**Challenge**
All lines holding the string "heading" are to be shown.

--

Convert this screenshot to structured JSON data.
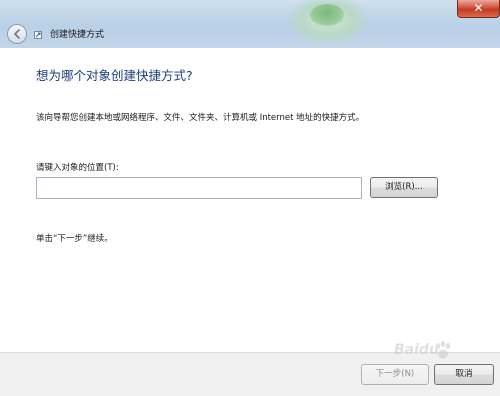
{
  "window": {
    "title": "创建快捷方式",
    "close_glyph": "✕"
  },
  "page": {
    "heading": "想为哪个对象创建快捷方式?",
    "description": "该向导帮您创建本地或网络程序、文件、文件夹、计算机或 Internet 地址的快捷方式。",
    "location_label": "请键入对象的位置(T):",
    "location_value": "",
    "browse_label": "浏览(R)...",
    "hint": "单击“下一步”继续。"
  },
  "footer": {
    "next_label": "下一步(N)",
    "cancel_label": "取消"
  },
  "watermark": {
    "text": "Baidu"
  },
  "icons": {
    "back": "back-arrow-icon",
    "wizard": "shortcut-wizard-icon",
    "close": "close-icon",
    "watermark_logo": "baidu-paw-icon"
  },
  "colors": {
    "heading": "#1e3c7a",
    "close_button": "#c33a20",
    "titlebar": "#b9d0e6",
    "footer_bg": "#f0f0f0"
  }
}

--

**Result of the task**
    "heading": "想为哪个对象创建快捷方式?",
    "heading": "#1e3c7a",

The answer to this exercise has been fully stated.